Goal:
Transcribe all of the records word for word, but omit the pictures.

[BEGIN Source material]

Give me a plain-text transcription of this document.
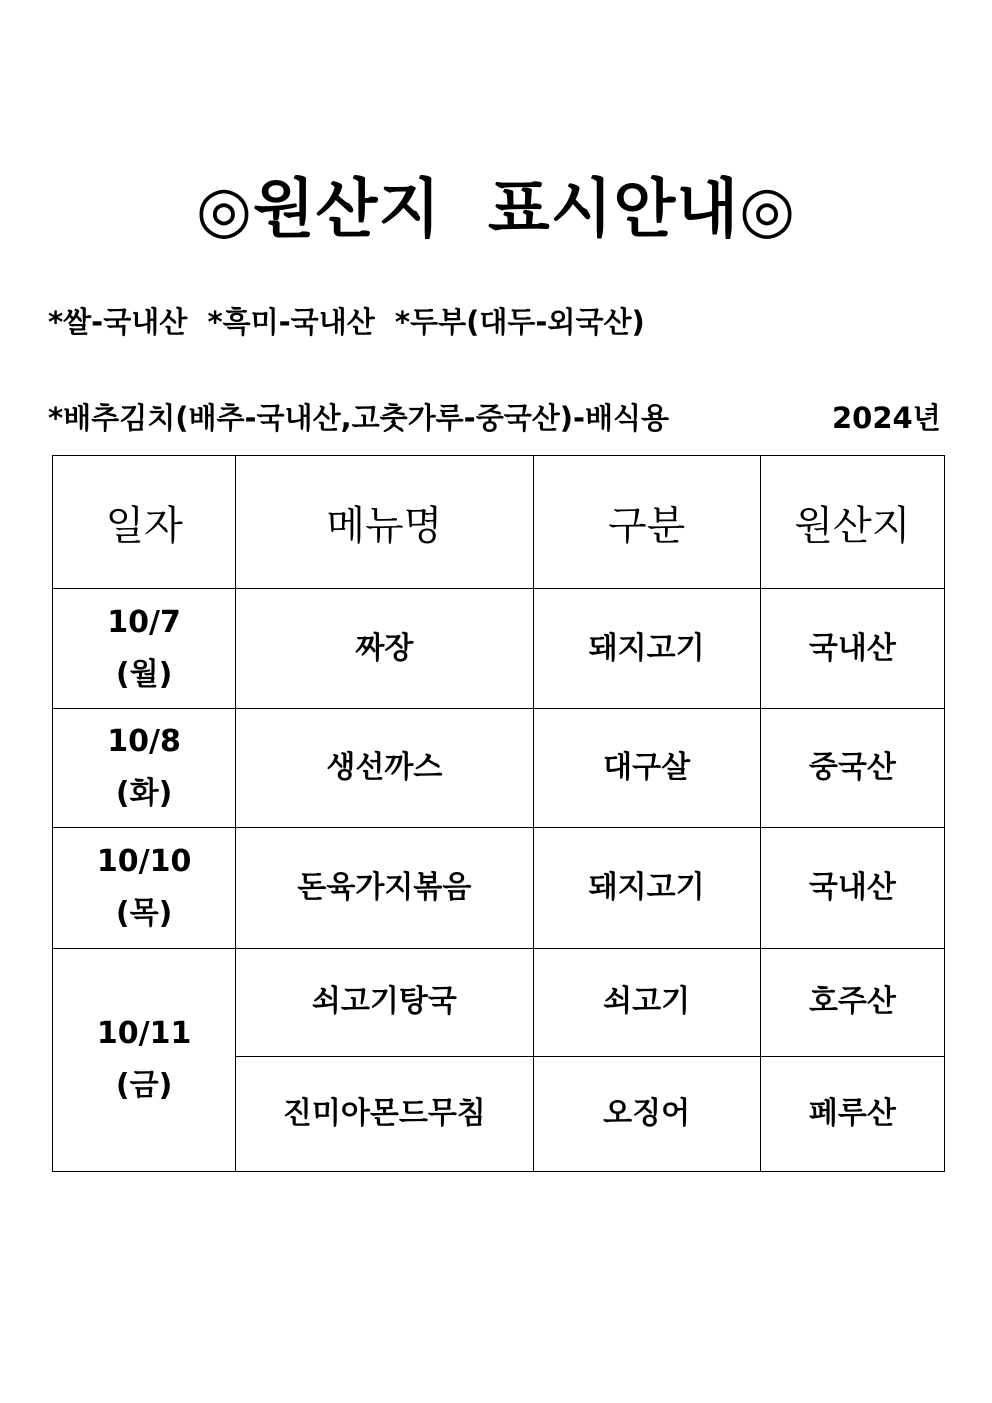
◎원산지  표시안내◎
*쌀-국내산  *흑미-국내산  *두부(대두-외국산)
*배추김치(배추-국내산,고춧가루-중국산)-배식용	2024년
일자	메뉴명	구분	원산지

10/7
(월)	짜장	돼지고기	국내산

10/8
(화)	생선까스	대구살	중국산

10/10
(목)	돈육가지볶음	돼지고기	국내산

10/11
(금)	쇠고기탕국	쇠고기	호주산
	진미아몬드무침	오징어	페루산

[END Source material]

Correct response:
Give me a plain-text transcription of this document.
◎원산지  표시안내◎
*쌀-국내산  *흑미-국내산  *두부(대두-외국산)
*배추김치(배추-국내산,고춧가루-중국산)-배식용	2024년
일자	메뉴명	구분	원산지

10/7
(월)	짜장	돼지고기	국내산

10/8
(화)	생선까스	대구살	중국산

10/10
(목)	돈육가지볶음	돼지고기	국내산

10/11
(금)	쇠고기탕국	쇠고기	호주산
	진미아몬드무침	오징어	페루산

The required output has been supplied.